▶ [SELECTED PASSAGE]
<<<<
When we over-practice any intense hip-opening asanas—such as Hanumanasana (also known as Monkey Pose) or Samakonasana (Middle Splits), Upavistha Konasana (Wide-Angled Seated Forward Bend), Mandukasana (Frog Pose), and others—without focusing on anything else, we overstretch the hip adductor muscles in the inner thighs. Lengthening these muscles can, of course, help you prepare for the Splits. But when flexibility is emphasized to an extreme and we overuse any particular muscle group without balancing it with strengthening the muscles needed to support the body during the stretch, the result can be quite painful. What we actually need to safely come into the Splits is a balance between flexibility and strength.
The relationship between flexibility and strength
Flexibility and strength complement one another and are actually dependent on one another. The body parts that are active and strong support the lengthening in the muscles where we are creating flexibility. When we practice too much stretching without complementing it with strengthening exercises, the muscles begin to weaken and eventually tear. If this damage is ignored, it can go deeper to the ligaments, tendons, and bones, which take much longer to heal.
When we want to become flexible in a particular area of the body, we must also take in consideration the parts that we need to strengthen. There are two intense and opposite movements taking place at the same time in the hips in Hanumanasana—hip extension in the back leg and hip flexion in the front leg. Hip extension refers to taking the leg away from the body, such as in Virabhadrasana III (Warrior III) or Anjaneyaysana (Low Lunge). Hip flexion occurs when we flex at the hip, bringing the leg toward the body, for example the front leg in Low Lunge or in Utthan Pristhasana (Lizard Pose).
The anatomy of the Splits
The hips are an area where many of us experience tightness, so this pose can be challenging because it means the hip extensors (hamstrings, glutes, and adductors) and the hip flexors (illiacus, psoas, and rectus femoris) must be both flexible and strong enough to maintain your balance in the position. Because the hips and pelvis need to remain in a neutral position, this requires the strength and stability of the front and back leg, as well as the psoas, abdominal muscles, and glutes to keep your chest and torso from collapsing forward.
>>>>
▶ [EXERCISE]
Repeat word for word the part of the passage on the Splits that opens with the words containing "The relationship between" and closes with "longer to heal.". The listing that follows comes from a separate source unrelated to the passage on the Splits.

▶ [RAW DATA]
<<<<
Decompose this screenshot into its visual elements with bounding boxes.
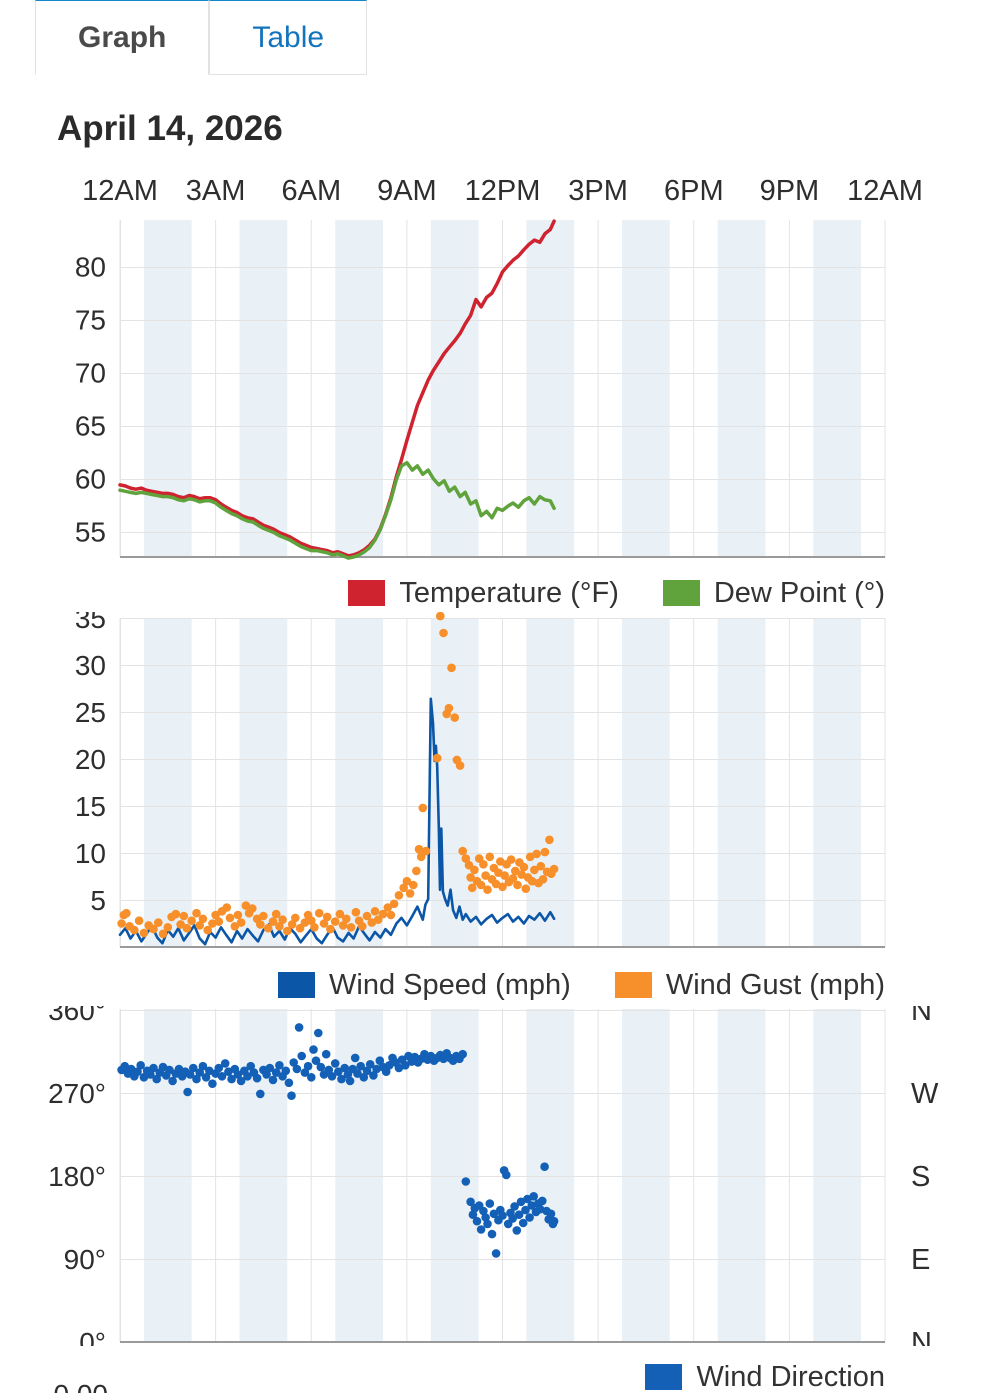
>>>>
▶ [REPLY]
The relationship between flexibility and strength
Flexibility and strength complement one another and are actually dependent on one another. The body parts that are active and strong support the lengthening in the muscles where we are creating flexibility. When we practice too much stretching without complementing it with strengthening exercises, the muscles begin to weaken and eventually tear. If this damage is ignored, it can go deeper to the ligaments, tendons, and bones, which take much longer to heal.